*** Supplied text
Figure 1.1: Scheduling without Considering the Availability Constraints

The second job with duration of 1 is scheduled on machine 2. The makespan of this example is n+1. The solution of this method can be very large if the unavailability period of length (n-1) is long. Another motivation to study machine scheduling with availability constraints is the presence of special tasks. A special task is a task that should be processed within a specific time interval. Examples of special jobs include tasks with higher priority or tasks previously booked for processing. Those special jobs can be represented by the non-availability periods on the different machines. There are many of other examples where the investigation of machine scheduling with availability constraint is of great importance. Hence this topic has recently attracted attention. However, this consideration adds complexity to any scheduling problem, even in the case of two machines with a single unavailability period. The goals of this research are to: i) Conduct an extensive literature review on parallel machine scheduling with availability constraints. ii) Provide a mathematical model for the problem: Since the only exact method in the literature can apply to only the two machine problem [31], it was necessary to develop new model. iii) Develop an exact algorithm: The main result of this study is a new algorithm for the parallel machine scheduling with availability constraints. The

4 aim is to compare the computing time and the size of the solved problems if the exact algorithm is applied or a general problem solver is applied to the model.

1.3

Preliminaries

In the following, we introduce the notation of Graham et al. [15], extended to include availability constraint. This notation consist of three fields α | β | γ. The first field α represents the machine environment. In the literature, three types of environment for machines are defined [36]. However, an environment may be divided into the several other environments as listed below: • Single Machine: there is only one machine to process the tasks or jobs. • Parallel Machines: more than one machine is performing the same function. The machines can be: – Identical. all machines have the same speed factors, and they can process all the jobs. – Uniform. parallel machine system with different speed factor, and each job has a single operation. – Unrelated. there is no relation between machines. • Dedicated Machines: Machine are specialized for the execution of certain operations. – Flow shop: The number of operations for each job is the same as the number of machines. The first operation starts on machine 1, the second requires processing on machine 2, and so on. All jobs visit the same machines in the same sequence. – Job shop: The jobs are passed through machines in a different order. In other words, each job has a given sequence of operations on the machines.
******
_Direction 1_
Translate this sentence from the passage on machine scheduling into Spanish: "A special task is a task that should be processed within a specific time interval."
*** Provided records
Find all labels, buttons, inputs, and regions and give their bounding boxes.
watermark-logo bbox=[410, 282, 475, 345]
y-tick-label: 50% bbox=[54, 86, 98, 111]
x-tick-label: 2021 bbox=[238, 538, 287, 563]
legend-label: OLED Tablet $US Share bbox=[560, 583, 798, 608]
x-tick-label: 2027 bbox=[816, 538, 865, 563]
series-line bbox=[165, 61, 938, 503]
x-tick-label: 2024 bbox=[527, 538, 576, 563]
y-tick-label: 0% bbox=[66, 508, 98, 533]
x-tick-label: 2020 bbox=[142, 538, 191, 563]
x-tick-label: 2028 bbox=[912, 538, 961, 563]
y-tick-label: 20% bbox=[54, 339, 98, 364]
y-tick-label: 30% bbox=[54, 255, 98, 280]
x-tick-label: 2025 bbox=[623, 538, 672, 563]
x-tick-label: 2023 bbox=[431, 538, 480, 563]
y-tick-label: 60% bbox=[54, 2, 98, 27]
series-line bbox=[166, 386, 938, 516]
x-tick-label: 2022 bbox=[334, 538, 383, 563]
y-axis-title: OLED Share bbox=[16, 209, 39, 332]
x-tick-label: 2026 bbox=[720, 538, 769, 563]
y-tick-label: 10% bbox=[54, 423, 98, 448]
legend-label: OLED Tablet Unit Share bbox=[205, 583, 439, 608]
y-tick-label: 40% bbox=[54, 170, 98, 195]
******
_Direction 2_
Edit the listing from its first line through the line containing "x-tick-label: 2027 bbox=[816, 538, 865, 563]" by replacing "Tablet" with "Phone", and give those lines with nothing else changed.

_Complete answer 1_
Una tarea especial es una tarea que debe procesarse dentro de un intervalo de tiempo específico.

_Complete answer 2_
Find all labels, buttons, inputs, and regions and give their bounding boxes.
watermark-logo bbox=[410, 282, 475, 345]
y-tick-label: 50% bbox=[54, 86, 98, 111]
x-tick-label: 2021 bbox=[238, 538, 287, 563]
legend-label: OLED Phone $US Share bbox=[560, 583, 798, 608]
x-tick-label: 2027 bbox=[816, 538, 865, 563]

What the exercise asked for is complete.